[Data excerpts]
========

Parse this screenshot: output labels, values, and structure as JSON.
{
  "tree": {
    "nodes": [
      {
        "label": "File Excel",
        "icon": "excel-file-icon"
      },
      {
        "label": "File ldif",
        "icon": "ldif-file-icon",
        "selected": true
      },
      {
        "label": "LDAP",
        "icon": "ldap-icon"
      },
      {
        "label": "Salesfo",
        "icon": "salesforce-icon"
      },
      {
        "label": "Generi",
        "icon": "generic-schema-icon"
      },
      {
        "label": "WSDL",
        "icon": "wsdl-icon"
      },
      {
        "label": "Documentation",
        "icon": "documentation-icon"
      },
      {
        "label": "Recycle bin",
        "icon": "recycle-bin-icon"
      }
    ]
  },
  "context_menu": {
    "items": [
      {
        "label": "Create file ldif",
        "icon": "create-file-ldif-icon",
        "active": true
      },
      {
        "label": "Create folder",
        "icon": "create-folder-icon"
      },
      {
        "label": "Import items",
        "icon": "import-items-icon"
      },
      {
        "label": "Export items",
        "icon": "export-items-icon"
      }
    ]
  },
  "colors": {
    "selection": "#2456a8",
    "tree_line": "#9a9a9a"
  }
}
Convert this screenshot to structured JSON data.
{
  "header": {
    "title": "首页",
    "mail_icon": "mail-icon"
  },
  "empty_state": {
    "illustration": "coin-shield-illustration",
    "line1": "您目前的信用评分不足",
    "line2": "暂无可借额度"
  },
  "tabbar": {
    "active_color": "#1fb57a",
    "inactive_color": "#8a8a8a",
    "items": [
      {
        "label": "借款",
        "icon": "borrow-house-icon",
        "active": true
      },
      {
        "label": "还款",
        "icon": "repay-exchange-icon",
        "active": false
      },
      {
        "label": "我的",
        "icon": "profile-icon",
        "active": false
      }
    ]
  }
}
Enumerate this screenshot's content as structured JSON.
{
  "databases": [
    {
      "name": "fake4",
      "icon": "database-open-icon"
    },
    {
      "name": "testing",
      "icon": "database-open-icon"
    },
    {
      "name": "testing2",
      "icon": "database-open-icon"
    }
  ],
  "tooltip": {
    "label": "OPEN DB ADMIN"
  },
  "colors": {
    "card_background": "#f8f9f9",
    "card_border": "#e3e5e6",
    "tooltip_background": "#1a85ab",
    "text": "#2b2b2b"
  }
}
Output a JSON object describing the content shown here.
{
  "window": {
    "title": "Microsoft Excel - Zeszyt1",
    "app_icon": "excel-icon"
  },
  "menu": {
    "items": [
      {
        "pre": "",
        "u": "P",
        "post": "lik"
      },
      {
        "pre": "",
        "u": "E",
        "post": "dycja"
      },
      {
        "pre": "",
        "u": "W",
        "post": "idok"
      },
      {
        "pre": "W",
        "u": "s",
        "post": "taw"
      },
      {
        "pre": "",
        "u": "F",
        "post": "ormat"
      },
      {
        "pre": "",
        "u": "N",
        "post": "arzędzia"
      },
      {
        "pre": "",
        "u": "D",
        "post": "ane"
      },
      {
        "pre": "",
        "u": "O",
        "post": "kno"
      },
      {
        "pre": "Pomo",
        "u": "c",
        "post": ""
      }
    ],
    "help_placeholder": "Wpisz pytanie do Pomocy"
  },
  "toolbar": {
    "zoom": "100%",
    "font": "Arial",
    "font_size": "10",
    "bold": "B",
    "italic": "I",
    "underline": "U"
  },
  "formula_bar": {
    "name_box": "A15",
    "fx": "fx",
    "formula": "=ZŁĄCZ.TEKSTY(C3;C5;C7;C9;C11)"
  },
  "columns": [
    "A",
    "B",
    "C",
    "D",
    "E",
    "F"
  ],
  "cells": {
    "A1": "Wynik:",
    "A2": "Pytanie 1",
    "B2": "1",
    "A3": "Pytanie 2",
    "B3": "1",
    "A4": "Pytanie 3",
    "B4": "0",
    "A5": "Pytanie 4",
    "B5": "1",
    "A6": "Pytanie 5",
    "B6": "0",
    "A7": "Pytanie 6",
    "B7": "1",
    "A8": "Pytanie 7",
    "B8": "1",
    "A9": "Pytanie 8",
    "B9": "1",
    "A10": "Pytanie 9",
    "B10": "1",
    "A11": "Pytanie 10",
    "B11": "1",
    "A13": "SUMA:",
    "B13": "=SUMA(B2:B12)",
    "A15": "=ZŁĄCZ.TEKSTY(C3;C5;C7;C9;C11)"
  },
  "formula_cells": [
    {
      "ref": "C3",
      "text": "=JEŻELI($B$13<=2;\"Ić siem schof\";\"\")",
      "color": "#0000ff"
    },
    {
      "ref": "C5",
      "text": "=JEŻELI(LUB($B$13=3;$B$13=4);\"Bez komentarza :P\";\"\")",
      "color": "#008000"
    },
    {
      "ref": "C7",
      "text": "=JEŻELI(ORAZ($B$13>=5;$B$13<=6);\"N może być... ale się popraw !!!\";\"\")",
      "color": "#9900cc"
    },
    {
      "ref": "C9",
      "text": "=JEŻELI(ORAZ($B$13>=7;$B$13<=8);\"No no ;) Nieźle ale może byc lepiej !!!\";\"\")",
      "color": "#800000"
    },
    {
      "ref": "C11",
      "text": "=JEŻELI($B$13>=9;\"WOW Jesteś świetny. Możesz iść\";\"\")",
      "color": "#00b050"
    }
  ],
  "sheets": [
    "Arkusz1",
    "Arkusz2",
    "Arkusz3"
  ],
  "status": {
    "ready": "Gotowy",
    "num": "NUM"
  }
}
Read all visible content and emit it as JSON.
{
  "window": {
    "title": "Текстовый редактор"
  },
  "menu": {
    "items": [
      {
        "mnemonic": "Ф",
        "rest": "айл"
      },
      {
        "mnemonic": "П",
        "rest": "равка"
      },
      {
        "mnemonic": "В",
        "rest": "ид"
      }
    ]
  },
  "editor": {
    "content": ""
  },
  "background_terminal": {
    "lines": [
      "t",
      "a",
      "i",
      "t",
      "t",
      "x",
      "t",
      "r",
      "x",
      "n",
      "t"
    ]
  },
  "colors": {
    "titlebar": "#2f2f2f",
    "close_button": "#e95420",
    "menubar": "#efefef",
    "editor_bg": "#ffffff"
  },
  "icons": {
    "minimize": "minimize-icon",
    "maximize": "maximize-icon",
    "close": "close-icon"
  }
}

========

What to work on —
Once more, set down the full listing, verbatim.

Correct response —
Parse this screenshot: output labels, values, and structure as JSON.
{
  "tree": {
    "nodes": [
      {
        "label": "File Excel",
        "icon": "excel-file-icon"
      },
      {
        "label": "File ldif",
        "icon": "ldif-file-icon",
        "selected": true
      },
      {
        "label": "LDAP",
        "icon": "ldap-icon"
      },
      {
        "label": "Salesfo",
        "icon": "salesforce-icon"
      },
      {
        "label": "Generi",
        "icon": "generic-schema-icon"
      },
      {
        "label": "WSDL",
        "icon": "wsdl-icon"
      },
      {
        "label": "Documentation",
        "icon": "documentation-icon"
      },
      {
        "label": "Recycle bin",
        "icon": "recycle-bin-icon"
      }
    ]
  },
  "context_menu": {
    "items": [
      {
        "label": "Create file ldif",
        "icon": "create-file-ldif-icon",
        "active": true
      },
      {
        "label": "Create folder",
        "icon": "create-folder-icon"
      },
      {
        "label": "Import items",
        "icon": "import-items-icon"
      },
      {
        "label": "Export items",
        "icon": "export-items-icon"
      }
    ]
  },
  "colors": {
    "selection": "#2456a8",
    "tree_line": "#9a9a9a"
  }
}
Convert this screenshot to structured JSON data.
{
  "header": {
    "title": "首页",
    "mail_icon": "mail-icon"
  },
  "empty_state": {
    "illustration": "coin-shield-illustration",
    "line1": "您目前的信用评分不足",
    "line2": "暂无可借额度"
  },
  "tabbar": {
    "active_color": "#1fb57a",
    "inactive_color": "#8a8a8a",
    "items": [
      {
        "label": "借款",
        "icon": "borrow-house-icon",
        "active": true
      },
      {
        "label": "还款",
        "icon": "repay-exchange-icon",
        "active": false
      },
      {
        "label": "我的",
        "icon": "profile-icon",
        "active": false
      }
    ]
  }
}
Enumerate this screenshot's content as structured JSON.
{
  "databases": [
    {
      "name": "fake4",
      "icon": "database-open-icon"
    },
    {
      "name": "testing",
      "icon": "database-open-icon"
    },
    {
      "name": "testing2",
      "icon": "database-open-icon"
    }
  ],
  "tooltip": {
    "label": "OPEN DB ADMIN"
  },
  "colors": {
    "card_background": "#f8f9f9",
    "card_border": "#e3e5e6",
    "tooltip_background": "#1a85ab",
    "text": "#2b2b2b"
  }
}
Output a JSON object describing the content shown here.
{
  "window": {
    "title": "Microsoft Excel - Zeszyt1",
    "app_icon": "excel-icon"
  },
  "menu": {
    "items": [
      {
        "pre": "",
        "u": "P",
        "post": "lik"
      },
      {
        "pre": "",
        "u": "E",
        "post": "dycja"
      },
      {
        "pre": "",
        "u": "W",
        "post": "idok"
      },
      {
        "pre": "W",
        "u": "s",
        "post": "taw"
      },
      {
        "pre": "",
        "u": "F",
        "post": "ormat"
      },
      {
        "pre": "",
        "u": "N",
        "post": "arzędzia"
      },
      {
        "pre": "",
        "u": "D",
        "post": "ane"
      },
      {
        "pre": "",
        "u": "O",
        "post": "kno"
      },
      {
        "pre": "Pomo",
        "u": "c",
        "post": ""
      }
    ],
    "help_placeholder": "Wpisz pytanie do Pomocy"
  },
  "toolbar": {
    "zoom": "100%",
    "font": "Arial",
    "font_size": "10",
    "bold": "B",
    "italic": "I",
    "underline": "U"
  },
  "formula_bar": {
    "name_box": "A15",
    "fx": "fx",
    "formula": "=ZŁĄCZ.TEKSTY(C3;C5;C7;C9;C11)"
  },
  "columns": [
    "A",
    "B",
    "C",
    "D",
    "E",
    "F"
  ],
  "cells": {
    "A1": "Wynik:",
    "A2": "Pytanie 1",
    "B2": "1",
    "A3": "Pytanie 2",
    "B3": "1",
    "A4": "Pytanie 3",
    "B4": "0",
    "A5": "Pytanie 4",
    "B5": "1",
    "A6": "Pytanie 5",
    "B6": "0",
    "A7": "Pytanie 6",
    "B7": "1",
    "A8": "Pytanie 7",
    "B8": "1",
    "A9": "Pytanie 8",
    "B9": "1",
    "A10": "Pytanie 9",
    "B10": "1",
    "A11": "Pytanie 10",
    "B11": "1",
    "A13": "SUMA:",
    "B13": "=SUMA(B2:B12)",
    "A15": "=ZŁĄCZ.TEKSTY(C3;C5;C7;C9;C11)"
  },
  "formula_cells": [
    {
      "ref": "C3",
      "text": "=JEŻELI($B$13<=2;\"Ić siem schof\";\"\")",
      "color": "#0000ff"
    },
    {
      "ref": "C5",
      "text": "=JEŻELI(LUB($B$13=3;$B$13=4);\"Bez komentarza :P\";\"\")",
      "color": "#008000"
    },
    {
      "ref": "C7",
      "text": "=JEŻELI(ORAZ($B$13>=5;$B$13<=6);\"N może być... ale się popraw !!!\";\"\")",
      "color": "#9900cc"
    },
    {
      "ref": "C9",
      "text": "=JEŻELI(ORAZ($B$13>=7;$B$13<=8);\"No no ;) Nieźle ale może byc lepiej !!!\";\"\")",
      "color": "#800000"
    },
    {
      "ref": "C11",
      "text": "=JEŻELI($B$13>=9;\"WOW Jesteś świetny. Możesz iść\";\"\")",
      "color": "#00b050"
    }
  ],
  "sheets": [
    "Arkusz1",
    "Arkusz2",
    "Arkusz3"
  ],
  "status": {
    "ready": "Gotowy",
    "num": "NUM"
  }
}
Read all visible content and emit it as JSON.
{
  "window": {
    "title": "Текстовый редактор"
  },
  "menu": {
    "items": [
      {
        "mnemonic": "Ф",
        "rest": "айл"
      },
      {
        "mnemonic": "П",
        "rest": "равка"
      },
      {
        "mnemonic": "В",
        "rest": "ид"
      }
    ]
  },
  "editor": {
    "content": ""
  },
  "background_terminal": {
    "lines": [
      "t",
      "a",
      "i",
      "t",
      "t",
      "x",
      "t",
      "r",
      "x",
      "n",
      "t"
    ]
  },
  "colors": {
    "titlebar": "#2f2f2f",
    "close_button": "#e95420",
    "menubar": "#efefef",
    "editor_bg": "#ffffff"
  },
  "icons": {
    "minimize": "minimize-icon",
    "maximize": "maximize-icon",
    "close": "close-icon"
  }
}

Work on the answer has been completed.